▶ RECORDS SUPPLIED
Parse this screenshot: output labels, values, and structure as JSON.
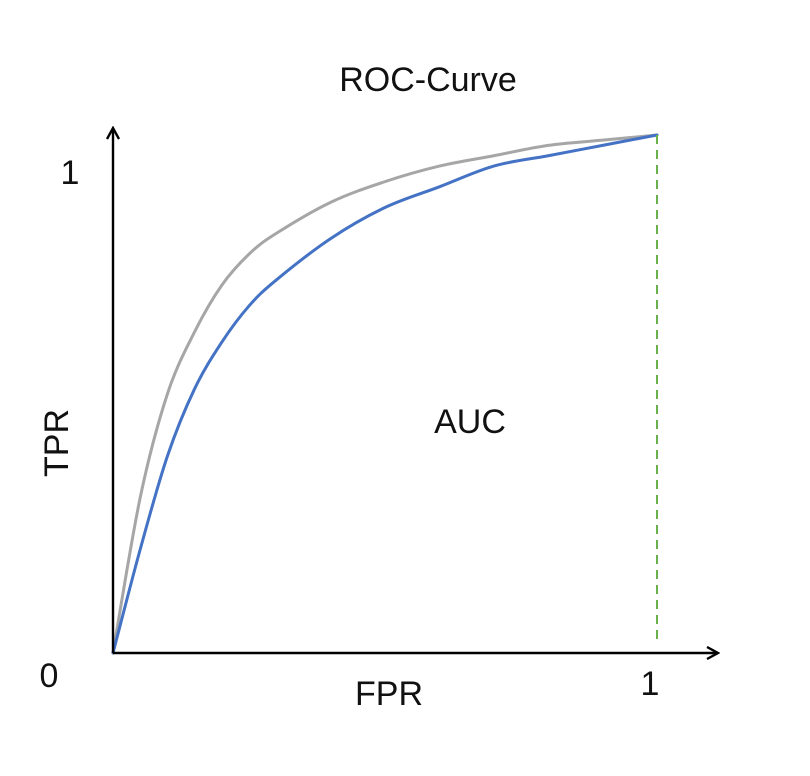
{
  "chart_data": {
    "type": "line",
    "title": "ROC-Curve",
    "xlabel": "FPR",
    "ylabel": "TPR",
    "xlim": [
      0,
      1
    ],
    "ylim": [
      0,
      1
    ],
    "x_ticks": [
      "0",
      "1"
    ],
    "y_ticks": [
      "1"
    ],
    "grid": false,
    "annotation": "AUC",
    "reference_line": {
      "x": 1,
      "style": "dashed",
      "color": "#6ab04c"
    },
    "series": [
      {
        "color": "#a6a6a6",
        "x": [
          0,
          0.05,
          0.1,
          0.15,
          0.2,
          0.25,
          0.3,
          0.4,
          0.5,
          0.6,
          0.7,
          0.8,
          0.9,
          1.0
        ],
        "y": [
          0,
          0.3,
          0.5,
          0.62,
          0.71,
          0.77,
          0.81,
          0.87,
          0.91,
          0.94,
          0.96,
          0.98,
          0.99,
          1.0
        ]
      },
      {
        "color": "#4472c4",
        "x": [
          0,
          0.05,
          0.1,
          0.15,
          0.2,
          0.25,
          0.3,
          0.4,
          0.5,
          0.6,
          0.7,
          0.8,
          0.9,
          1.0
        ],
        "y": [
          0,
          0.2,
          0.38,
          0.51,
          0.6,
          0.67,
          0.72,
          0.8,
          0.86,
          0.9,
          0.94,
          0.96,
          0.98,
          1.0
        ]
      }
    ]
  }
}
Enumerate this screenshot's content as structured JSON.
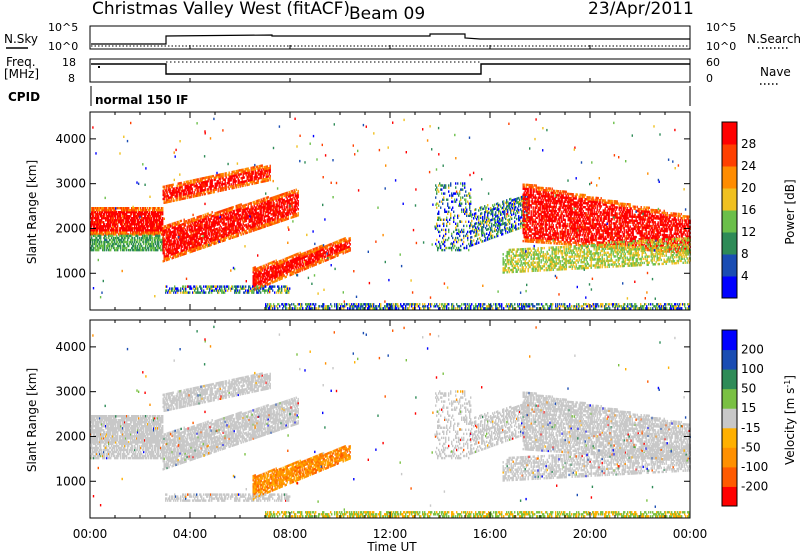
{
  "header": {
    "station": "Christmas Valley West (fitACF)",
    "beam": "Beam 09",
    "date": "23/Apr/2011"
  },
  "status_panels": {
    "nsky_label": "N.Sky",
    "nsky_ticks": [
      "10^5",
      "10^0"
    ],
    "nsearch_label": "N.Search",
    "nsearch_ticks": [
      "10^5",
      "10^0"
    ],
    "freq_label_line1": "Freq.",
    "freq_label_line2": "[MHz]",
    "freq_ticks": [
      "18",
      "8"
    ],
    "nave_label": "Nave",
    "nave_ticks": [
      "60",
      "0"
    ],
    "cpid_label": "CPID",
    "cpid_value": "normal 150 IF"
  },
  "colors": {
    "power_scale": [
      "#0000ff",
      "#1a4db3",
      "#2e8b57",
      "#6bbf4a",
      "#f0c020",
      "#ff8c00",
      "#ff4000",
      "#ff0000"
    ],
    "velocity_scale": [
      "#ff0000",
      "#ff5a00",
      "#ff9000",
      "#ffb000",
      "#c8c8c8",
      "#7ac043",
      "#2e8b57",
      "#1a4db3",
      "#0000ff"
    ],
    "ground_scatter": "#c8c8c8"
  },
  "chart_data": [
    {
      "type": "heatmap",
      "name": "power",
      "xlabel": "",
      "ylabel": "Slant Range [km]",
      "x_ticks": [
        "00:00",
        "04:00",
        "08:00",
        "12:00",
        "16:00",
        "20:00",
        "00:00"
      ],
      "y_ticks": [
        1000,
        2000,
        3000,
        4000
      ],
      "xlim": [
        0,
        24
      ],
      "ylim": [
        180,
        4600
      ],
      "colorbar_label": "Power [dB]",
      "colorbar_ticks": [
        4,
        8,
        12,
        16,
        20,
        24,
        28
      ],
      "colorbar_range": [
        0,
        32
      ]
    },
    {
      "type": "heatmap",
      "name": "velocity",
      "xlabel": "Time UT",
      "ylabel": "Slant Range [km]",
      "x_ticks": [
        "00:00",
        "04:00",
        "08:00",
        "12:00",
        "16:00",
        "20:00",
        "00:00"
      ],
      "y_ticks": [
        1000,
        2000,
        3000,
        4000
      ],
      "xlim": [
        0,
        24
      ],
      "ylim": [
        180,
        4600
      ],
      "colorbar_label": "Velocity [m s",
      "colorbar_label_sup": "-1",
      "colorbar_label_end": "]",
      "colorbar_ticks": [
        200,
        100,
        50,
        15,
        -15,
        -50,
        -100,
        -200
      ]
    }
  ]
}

▶ BRIEF
Give back all entries exactly. No pictures belong in the copy.

▶ EXERCISE RESPONSE
Parse this screenshot: output labels, values, and structure as JSON.
{
  "chart_data": {
    "type": "line",
    "title": "ROC-Curve",
    "xlabel": "FPR",
    "ylabel": "TPR",
    "xlim": [
      0,
      1
    ],
    "ylim": [
      0,
      1
    ],
    "x_ticks": [
      "0",
      "1"
    ],
    "y_ticks": [
      "1"
    ],
    "grid": false,
    "annotation": "AUC",
    "reference_line": {
      "x": 1,
      "style": "dashed",
      "color": "#6ab04c"
    },
    "series": [
      {
        "color": "#a6a6a6",
        "x": [
          0,
          0.05,
          0.1,
          0.15,
          0.2,
          0.25,
          0.3,
          0.4,
          0.5,
          0.6,
          0.7,
          0.8,
          0.9,
          1.0
        ],
        "y": [
          0,
          0.3,
          0.5,
          0.62,
          0.71,
          0.77,
          0.81,
          0.87,
          0.91,
          0.94,
          0.96,
          0.98,
          0.99,
          1.0
        ]
      },
      {
        "color": "#4472c4",
        "x": [
          0,
          0.05,
          0.1,
          0.15,
          0.2,
          0.25,
          0.3,
          0.4,
          0.5,
          0.6,
          0.7,
          0.8,
          0.9,
          1.0
        ],
        "y": [
          0,
          0.2,
          0.38,
          0.51,
          0.6,
          0.67,
          0.72,
          0.8,
          0.86,
          0.9,
          0.94,
          0.96,
          0.98,
          1.0
        ]
      }
    ]
  }
}
Enumerate this screenshot's content as structured JSON.
{
  "header": {
    "station": "Christmas Valley West (fitACF)",
    "beam": "Beam 09",
    "date": "23/Apr/2011"
  },
  "status_panels": {
    "nsky_label": "N.Sky",
    "nsky_ticks": [
      "10^5",
      "10^0"
    ],
    "nsearch_label": "N.Search",
    "nsearch_ticks": [
      "10^5",
      "10^0"
    ],
    "freq_label_line1": "Freq.",
    "freq_label_line2": "[MHz]",
    "freq_ticks": [
      "18",
      "8"
    ],
    "nave_label": "Nave",
    "nave_ticks": [
      "60",
      "0"
    ],
    "cpid_label": "CPID",
    "cpid_value": "normal 150 IF"
  },
  "colors": {
    "power_scale": [
      "#0000ff",
      "#1a4db3",
      "#2e8b57",
      "#6bbf4a",
      "#f0c020",
      "#ff8c00",
      "#ff4000",
      "#ff0000"
    ],
    "velocity_scale": [
      "#ff0000",
      "#ff5a00",
      "#ff9000",
      "#ffb000",
      "#c8c8c8",
      "#7ac043",
      "#2e8b57",
      "#1a4db3",
      "#0000ff"
    ],
    "ground_scatter": "#c8c8c8"
  },
  "chart_data": [
    {
      "type": "heatmap",
      "name": "power",
      "xlabel": "",
      "ylabel": "Slant Range [km]",
      "x_ticks": [
        "00:00",
        "04:00",
        "08:00",
        "12:00",
        "16:00",
        "20:00",
        "00:00"
      ],
      "y_ticks": [
        1000,
        2000,
        3000,
        4000
      ],
      "xlim": [
        0,
        24
      ],
      "ylim": [
        180,
        4600
      ],
      "colorbar_label": "Power [dB]",
      "colorbar_ticks": [
        4,
        8,
        12,
        16,
        20,
        24,
        28
      ],
      "colorbar_range": [
        0,
        32
      ]
    },
    {
      "type": "heatmap",
      "name": "velocity",
      "xlabel": "Time UT",
      "ylabel": "Slant Range [km]",
      "x_ticks": [
        "00:00",
        "04:00",
        "08:00",
        "12:00",
        "16:00",
        "20:00",
        "00:00"
      ],
      "y_ticks": [
        1000,
        2000,
        3000,
        4000
      ],
      "xlim": [
        0,
        24
      ],
      "ylim": [
        180,
        4600
      ],
      "colorbar_label": "Velocity [m s",
      "colorbar_label_sup": "-1",
      "colorbar_label_end": "]",
      "colorbar_ticks": [
        200,
        100,
        50,
        15,
        -15,
        -50,
        -100,
        -200
      ]
    }
  ]
}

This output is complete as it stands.